▶ **Task description**
Where a line contains the string "screenshot", copy that line.

* * * * * * *

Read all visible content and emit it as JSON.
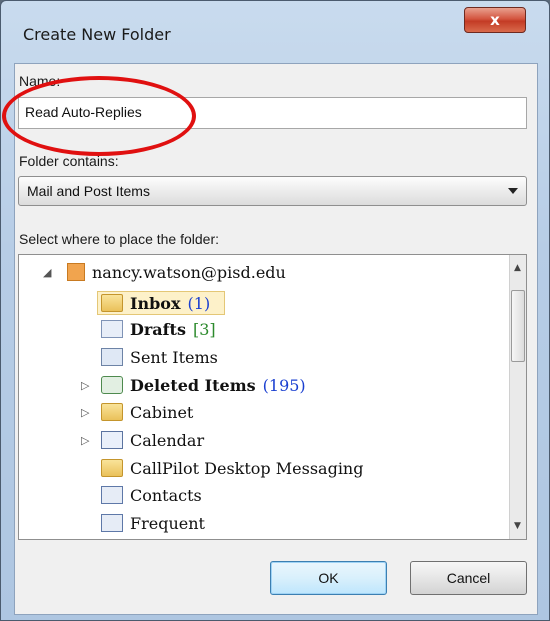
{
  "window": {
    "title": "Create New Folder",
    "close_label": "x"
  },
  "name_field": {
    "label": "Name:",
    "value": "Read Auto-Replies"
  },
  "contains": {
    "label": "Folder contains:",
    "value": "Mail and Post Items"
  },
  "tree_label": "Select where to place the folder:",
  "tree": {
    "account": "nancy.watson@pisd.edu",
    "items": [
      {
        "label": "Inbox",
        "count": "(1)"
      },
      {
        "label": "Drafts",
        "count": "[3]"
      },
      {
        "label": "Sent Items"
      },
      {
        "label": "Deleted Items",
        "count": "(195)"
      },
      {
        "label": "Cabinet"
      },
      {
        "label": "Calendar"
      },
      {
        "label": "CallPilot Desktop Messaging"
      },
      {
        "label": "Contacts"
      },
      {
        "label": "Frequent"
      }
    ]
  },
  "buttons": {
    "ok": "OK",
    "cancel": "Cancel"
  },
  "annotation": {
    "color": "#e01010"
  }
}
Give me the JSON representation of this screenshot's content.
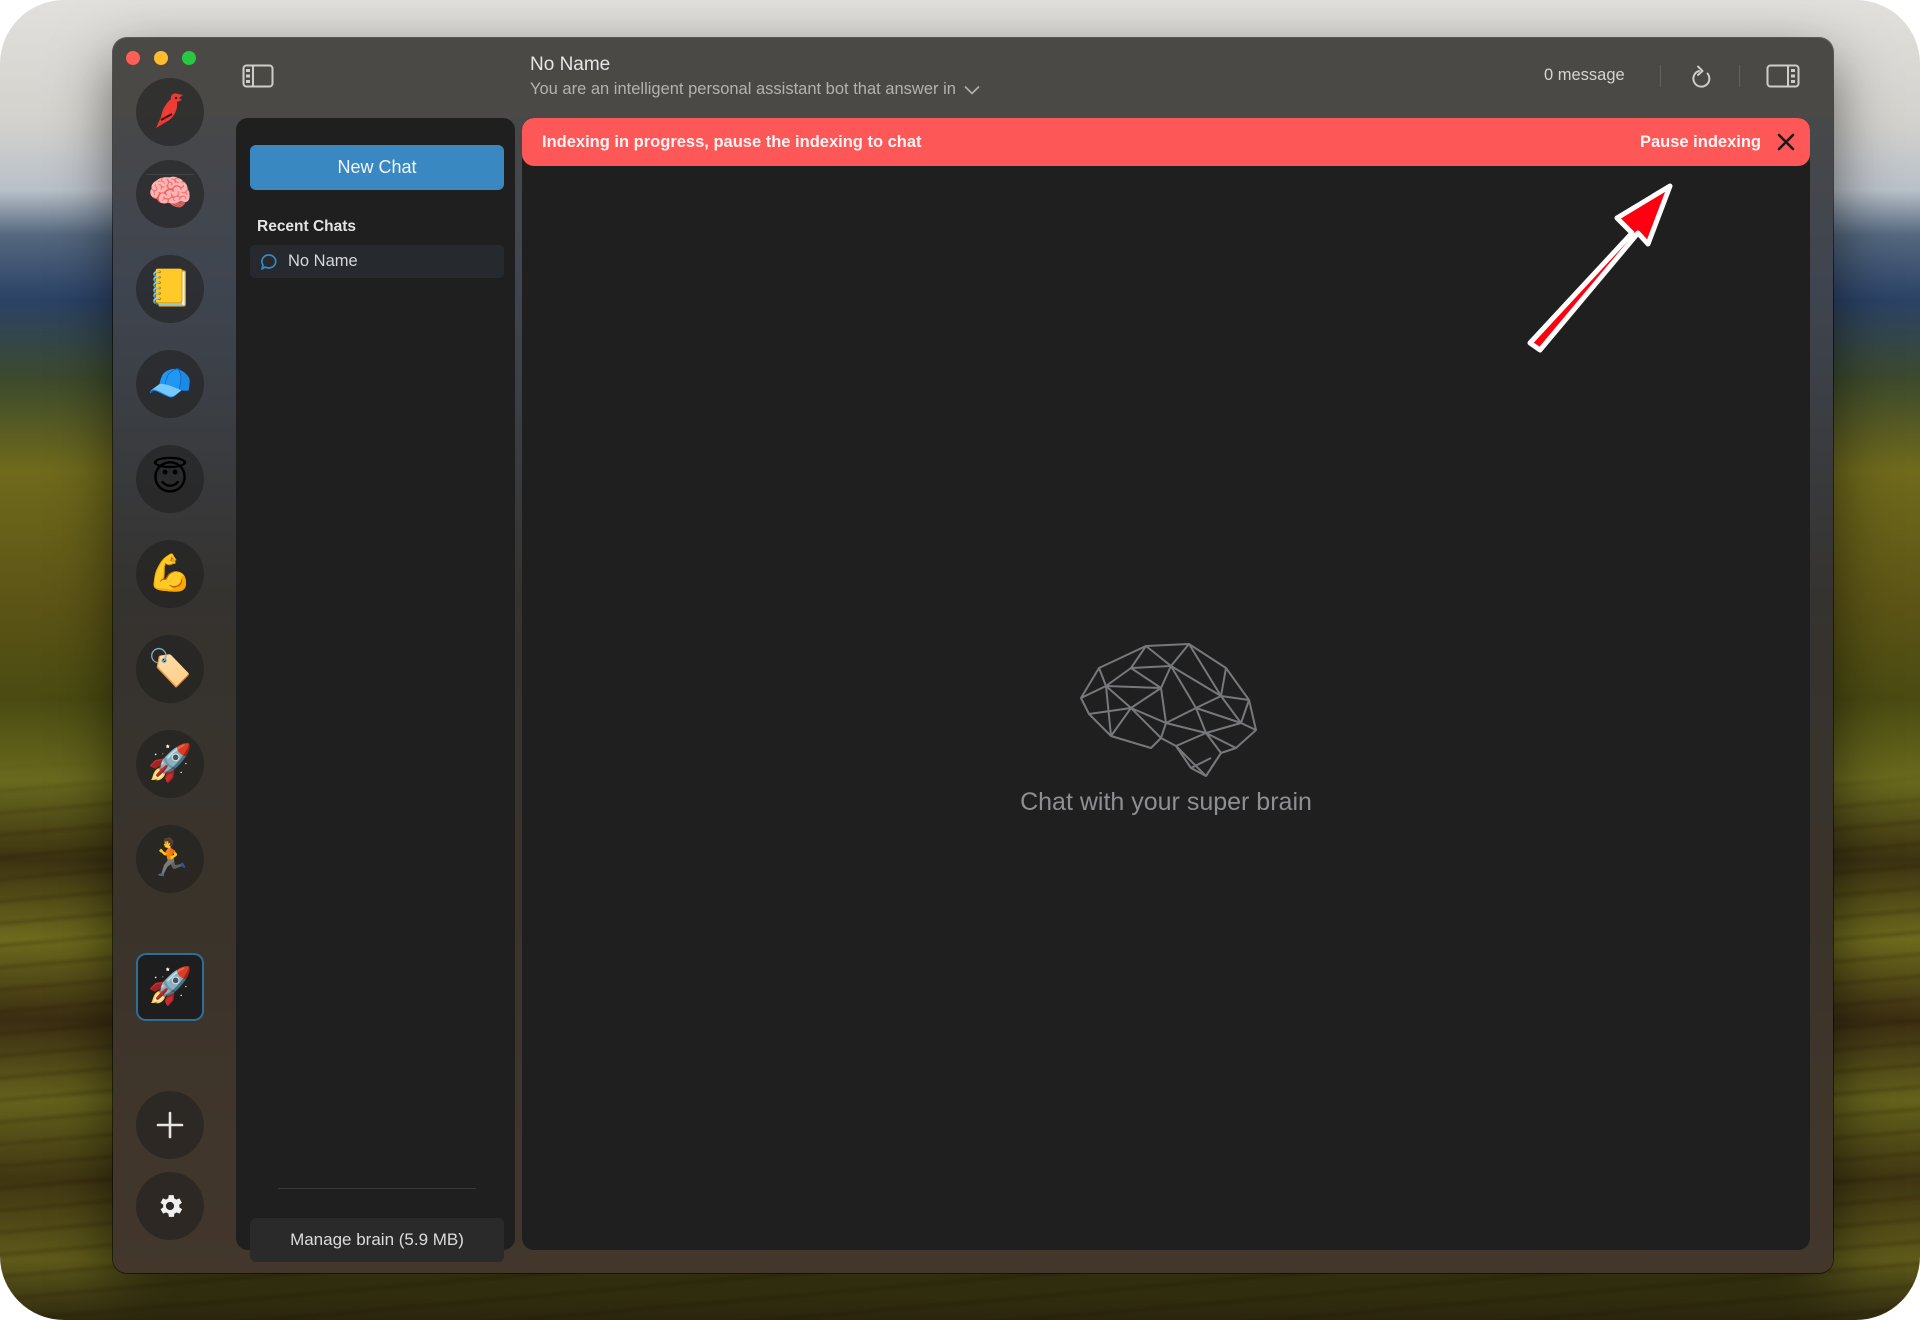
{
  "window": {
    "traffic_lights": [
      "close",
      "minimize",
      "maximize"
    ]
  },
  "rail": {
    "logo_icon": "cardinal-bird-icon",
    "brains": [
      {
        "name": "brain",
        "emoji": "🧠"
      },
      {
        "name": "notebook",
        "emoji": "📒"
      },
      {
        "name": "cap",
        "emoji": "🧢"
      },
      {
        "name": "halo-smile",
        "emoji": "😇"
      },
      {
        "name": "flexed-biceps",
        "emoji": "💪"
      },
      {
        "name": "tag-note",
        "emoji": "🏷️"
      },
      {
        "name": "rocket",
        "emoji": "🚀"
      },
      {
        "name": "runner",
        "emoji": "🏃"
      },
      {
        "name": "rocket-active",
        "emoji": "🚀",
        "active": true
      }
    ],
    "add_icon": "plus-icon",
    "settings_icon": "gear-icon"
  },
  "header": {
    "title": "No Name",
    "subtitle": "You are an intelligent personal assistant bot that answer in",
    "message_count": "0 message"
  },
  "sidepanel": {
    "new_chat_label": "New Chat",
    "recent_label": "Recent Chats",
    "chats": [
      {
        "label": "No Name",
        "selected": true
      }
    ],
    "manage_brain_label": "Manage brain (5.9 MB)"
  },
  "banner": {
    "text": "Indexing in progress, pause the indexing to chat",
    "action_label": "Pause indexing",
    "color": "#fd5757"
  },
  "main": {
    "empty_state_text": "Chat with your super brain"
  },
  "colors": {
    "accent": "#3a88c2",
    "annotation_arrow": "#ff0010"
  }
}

* * * * * * *

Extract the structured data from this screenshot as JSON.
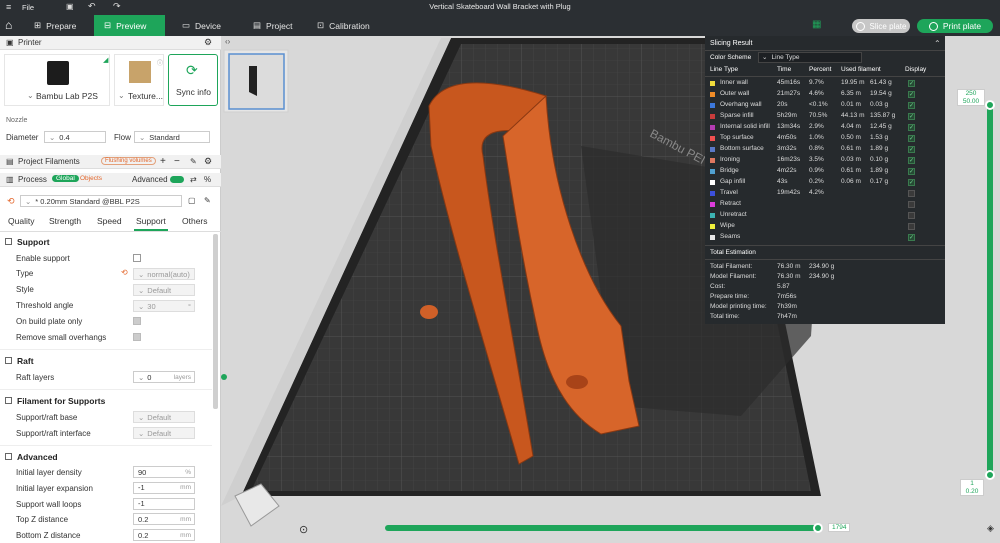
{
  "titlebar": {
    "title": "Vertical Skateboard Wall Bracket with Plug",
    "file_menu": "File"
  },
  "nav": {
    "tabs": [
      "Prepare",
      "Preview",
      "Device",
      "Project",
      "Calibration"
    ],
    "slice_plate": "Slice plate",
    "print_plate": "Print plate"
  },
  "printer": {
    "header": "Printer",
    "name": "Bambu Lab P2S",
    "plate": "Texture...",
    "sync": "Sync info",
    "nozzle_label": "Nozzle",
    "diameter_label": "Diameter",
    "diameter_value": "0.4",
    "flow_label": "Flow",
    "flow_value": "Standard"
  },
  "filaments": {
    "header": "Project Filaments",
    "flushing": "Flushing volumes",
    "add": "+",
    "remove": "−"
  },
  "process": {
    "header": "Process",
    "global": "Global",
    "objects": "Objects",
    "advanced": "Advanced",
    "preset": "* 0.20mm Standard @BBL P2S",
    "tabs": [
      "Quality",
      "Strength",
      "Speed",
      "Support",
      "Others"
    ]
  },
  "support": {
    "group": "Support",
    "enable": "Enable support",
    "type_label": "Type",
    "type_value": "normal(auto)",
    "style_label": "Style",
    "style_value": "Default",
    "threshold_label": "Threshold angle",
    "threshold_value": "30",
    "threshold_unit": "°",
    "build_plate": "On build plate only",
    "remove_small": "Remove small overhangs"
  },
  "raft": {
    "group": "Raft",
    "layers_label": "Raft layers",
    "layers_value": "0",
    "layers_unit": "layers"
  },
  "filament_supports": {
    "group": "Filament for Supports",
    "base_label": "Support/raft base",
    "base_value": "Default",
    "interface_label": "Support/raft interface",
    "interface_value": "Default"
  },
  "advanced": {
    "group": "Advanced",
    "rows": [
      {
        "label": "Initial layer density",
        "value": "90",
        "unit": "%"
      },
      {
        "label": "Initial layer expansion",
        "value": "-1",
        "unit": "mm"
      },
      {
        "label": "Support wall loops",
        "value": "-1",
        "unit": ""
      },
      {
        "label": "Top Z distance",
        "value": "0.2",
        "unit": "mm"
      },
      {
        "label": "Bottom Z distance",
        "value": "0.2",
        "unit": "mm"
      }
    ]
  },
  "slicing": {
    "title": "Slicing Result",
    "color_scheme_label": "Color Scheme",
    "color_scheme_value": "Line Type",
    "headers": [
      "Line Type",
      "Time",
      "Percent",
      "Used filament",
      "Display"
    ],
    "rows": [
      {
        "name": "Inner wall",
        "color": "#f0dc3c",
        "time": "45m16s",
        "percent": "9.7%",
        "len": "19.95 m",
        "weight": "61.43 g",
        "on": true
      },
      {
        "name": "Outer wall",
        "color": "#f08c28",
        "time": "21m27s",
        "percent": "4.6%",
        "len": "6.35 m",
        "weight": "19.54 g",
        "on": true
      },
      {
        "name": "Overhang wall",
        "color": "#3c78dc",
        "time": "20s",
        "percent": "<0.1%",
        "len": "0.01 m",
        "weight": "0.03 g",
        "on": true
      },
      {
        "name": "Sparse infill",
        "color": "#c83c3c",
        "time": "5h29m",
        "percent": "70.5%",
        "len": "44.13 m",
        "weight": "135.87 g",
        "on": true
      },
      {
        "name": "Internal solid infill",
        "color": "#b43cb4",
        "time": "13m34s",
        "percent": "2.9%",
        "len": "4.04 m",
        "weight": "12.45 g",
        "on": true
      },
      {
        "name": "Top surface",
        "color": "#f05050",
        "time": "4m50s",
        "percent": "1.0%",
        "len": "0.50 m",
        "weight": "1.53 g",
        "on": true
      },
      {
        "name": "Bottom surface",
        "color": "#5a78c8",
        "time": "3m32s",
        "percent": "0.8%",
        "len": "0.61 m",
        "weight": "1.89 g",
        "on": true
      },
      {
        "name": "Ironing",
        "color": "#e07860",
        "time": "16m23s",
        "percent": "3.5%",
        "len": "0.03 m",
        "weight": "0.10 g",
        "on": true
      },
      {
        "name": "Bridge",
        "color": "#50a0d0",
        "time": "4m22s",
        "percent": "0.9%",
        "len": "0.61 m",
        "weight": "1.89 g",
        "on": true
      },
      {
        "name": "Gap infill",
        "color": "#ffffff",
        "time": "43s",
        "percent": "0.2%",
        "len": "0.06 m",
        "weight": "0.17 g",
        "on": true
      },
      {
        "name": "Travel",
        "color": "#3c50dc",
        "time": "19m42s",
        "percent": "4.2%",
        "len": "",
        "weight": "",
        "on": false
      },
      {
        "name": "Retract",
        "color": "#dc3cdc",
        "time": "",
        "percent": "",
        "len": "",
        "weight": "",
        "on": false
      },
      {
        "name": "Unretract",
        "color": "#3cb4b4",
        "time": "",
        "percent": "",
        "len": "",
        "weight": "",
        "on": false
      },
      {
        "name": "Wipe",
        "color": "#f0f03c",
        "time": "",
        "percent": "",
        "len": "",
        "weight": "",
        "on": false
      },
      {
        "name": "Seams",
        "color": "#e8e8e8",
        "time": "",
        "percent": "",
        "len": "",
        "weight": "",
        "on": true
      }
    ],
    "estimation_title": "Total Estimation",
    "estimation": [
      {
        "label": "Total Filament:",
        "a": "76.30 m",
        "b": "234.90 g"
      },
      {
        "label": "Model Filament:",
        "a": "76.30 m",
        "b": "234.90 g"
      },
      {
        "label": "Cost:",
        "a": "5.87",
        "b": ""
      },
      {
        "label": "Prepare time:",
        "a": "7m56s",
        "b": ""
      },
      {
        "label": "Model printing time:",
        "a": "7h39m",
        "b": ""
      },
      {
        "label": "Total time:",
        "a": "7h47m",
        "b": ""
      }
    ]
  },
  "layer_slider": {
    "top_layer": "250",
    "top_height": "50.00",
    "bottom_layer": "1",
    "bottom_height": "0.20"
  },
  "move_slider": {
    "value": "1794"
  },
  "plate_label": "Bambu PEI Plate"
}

* * * * * * *

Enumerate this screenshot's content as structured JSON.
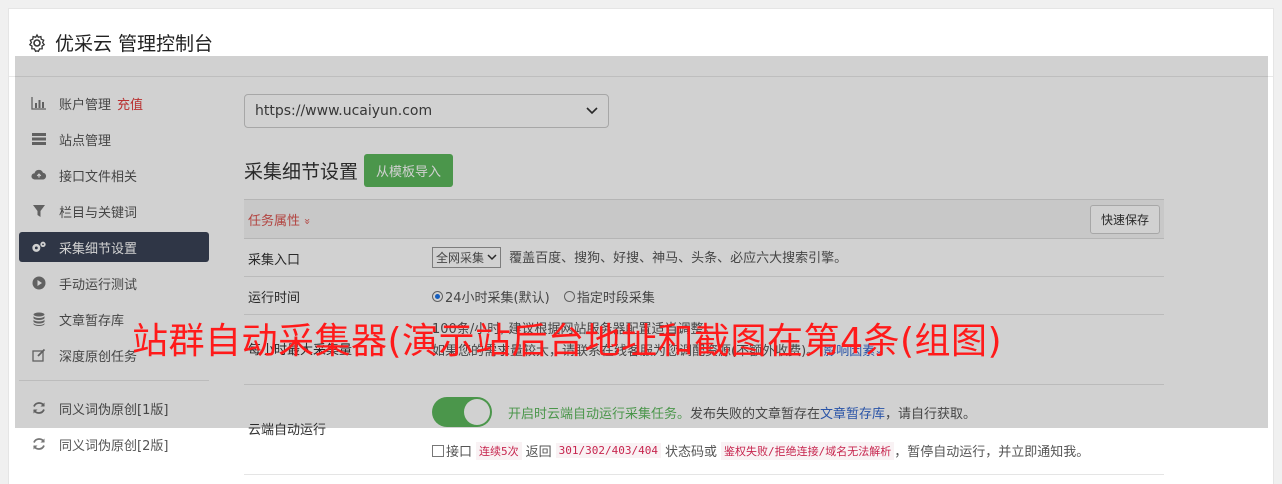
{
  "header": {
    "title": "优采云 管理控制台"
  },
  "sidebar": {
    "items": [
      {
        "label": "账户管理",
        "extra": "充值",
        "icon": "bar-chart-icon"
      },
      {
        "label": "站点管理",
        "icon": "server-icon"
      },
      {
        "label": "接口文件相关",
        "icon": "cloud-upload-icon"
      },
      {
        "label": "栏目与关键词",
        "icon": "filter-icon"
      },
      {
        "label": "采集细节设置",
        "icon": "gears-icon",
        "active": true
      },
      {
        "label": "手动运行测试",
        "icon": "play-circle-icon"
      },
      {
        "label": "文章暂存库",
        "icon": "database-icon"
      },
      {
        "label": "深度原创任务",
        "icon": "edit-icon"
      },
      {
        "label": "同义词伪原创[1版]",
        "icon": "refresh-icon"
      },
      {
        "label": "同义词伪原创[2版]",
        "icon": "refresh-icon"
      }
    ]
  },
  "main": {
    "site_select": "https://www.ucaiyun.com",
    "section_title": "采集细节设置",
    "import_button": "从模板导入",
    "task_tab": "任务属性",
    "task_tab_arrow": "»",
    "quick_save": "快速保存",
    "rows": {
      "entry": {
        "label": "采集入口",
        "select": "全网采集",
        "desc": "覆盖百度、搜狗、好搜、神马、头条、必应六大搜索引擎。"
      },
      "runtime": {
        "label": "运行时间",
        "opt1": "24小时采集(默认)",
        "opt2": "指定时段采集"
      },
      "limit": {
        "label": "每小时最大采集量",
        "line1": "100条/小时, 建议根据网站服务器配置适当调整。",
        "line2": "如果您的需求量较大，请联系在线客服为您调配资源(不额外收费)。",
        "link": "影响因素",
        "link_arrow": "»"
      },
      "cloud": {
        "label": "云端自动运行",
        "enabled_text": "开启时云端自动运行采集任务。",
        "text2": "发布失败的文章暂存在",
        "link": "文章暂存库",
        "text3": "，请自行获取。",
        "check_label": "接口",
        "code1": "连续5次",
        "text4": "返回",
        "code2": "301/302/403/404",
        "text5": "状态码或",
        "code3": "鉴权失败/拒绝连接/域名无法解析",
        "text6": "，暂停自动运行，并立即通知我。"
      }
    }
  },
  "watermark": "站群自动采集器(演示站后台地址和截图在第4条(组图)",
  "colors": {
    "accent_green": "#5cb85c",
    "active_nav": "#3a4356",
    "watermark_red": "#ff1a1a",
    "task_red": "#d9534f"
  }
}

* * * * * * *

▶ **Response to this exercise**
Give me the JSON representation of this screenshot's content.
Extract the structured data from this screenshot as JSON.
Enumerate this screenshot's content as structured JSON.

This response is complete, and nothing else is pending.